▶ [DO THIS]
The records should be repeated word for word, pictures excluded.

▶ [EXERCISE MATERIAL]
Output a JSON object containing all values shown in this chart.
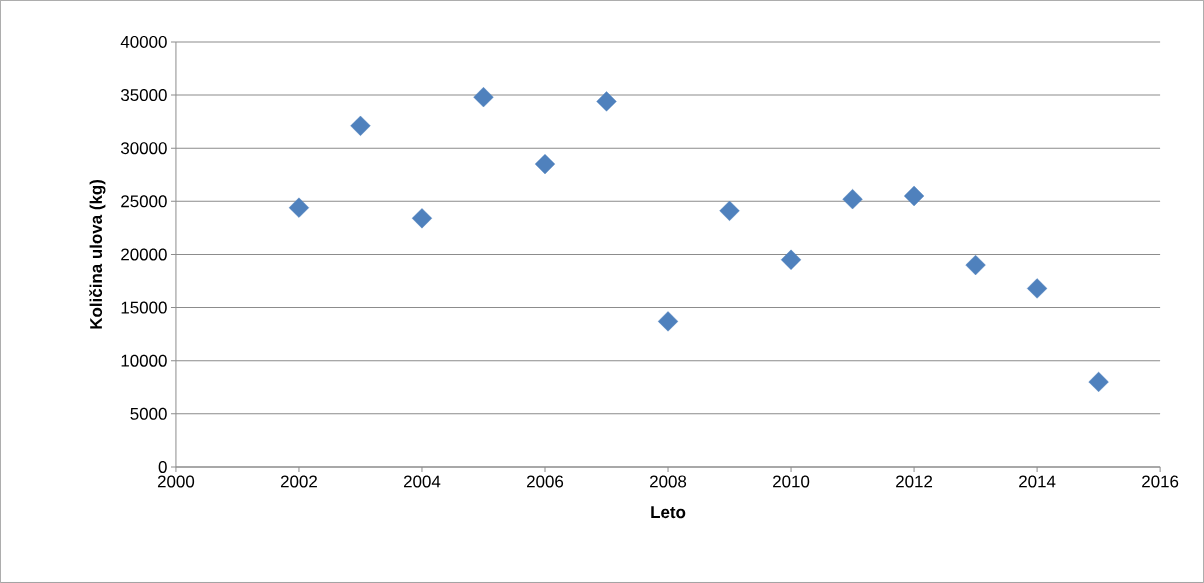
{
  "chart_data": {
    "type": "scatter",
    "xlabel": "Leto",
    "ylabel": "Količina ulova (kg)",
    "x": [
      2002,
      2003,
      2004,
      2005,
      2006,
      2007,
      2008,
      2009,
      2010,
      2011,
      2012,
      2013,
      2014,
      2015
    ],
    "values": [
      24400,
      32100,
      23400,
      34800,
      28500,
      34400,
      13700,
      24100,
      19500,
      25200,
      25500,
      19000,
      16800,
      8000
    ],
    "color": "#4f81bd",
    "marker": "diamond",
    "grid": "y",
    "xlim": [
      2000,
      2016
    ],
    "xticks": [
      2000,
      2002,
      2004,
      2006,
      2008,
      2010,
      2012,
      2014,
      2016
    ],
    "ylim": [
      0,
      40000
    ],
    "yticks": [
      0,
      5000,
      10000,
      15000,
      20000,
      25000,
      30000,
      35000,
      40000
    ]
  }
}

▶ [EXERCISE OUTPUT]
Output a JSON object containing all values shown in this chart.
{
  "chart_data": {
    "type": "scatter",
    "xlabel": "Leto",
    "ylabel": "Količina ulova (kg)",
    "x": [
      2002,
      2003,
      2004,
      2005,
      2006,
      2007,
      2008,
      2009,
      2010,
      2011,
      2012,
      2013,
      2014,
      2015
    ],
    "values": [
      24400,
      32100,
      23400,
      34800,
      28500,
      34400,
      13700,
      24100,
      19500,
      25200,
      25500,
      19000,
      16800,
      8000
    ],
    "color": "#4f81bd",
    "marker": "diamond",
    "grid": "y",
    "xlim": [
      2000,
      2016
    ],
    "xticks": [
      2000,
      2002,
      2004,
      2006,
      2008,
      2010,
      2012,
      2014,
      2016
    ],
    "ylim": [
      0,
      40000
    ],
    "yticks": [
      0,
      5000,
      10000,
      15000,
      20000,
      25000,
      30000,
      35000,
      40000
    ]
  }
}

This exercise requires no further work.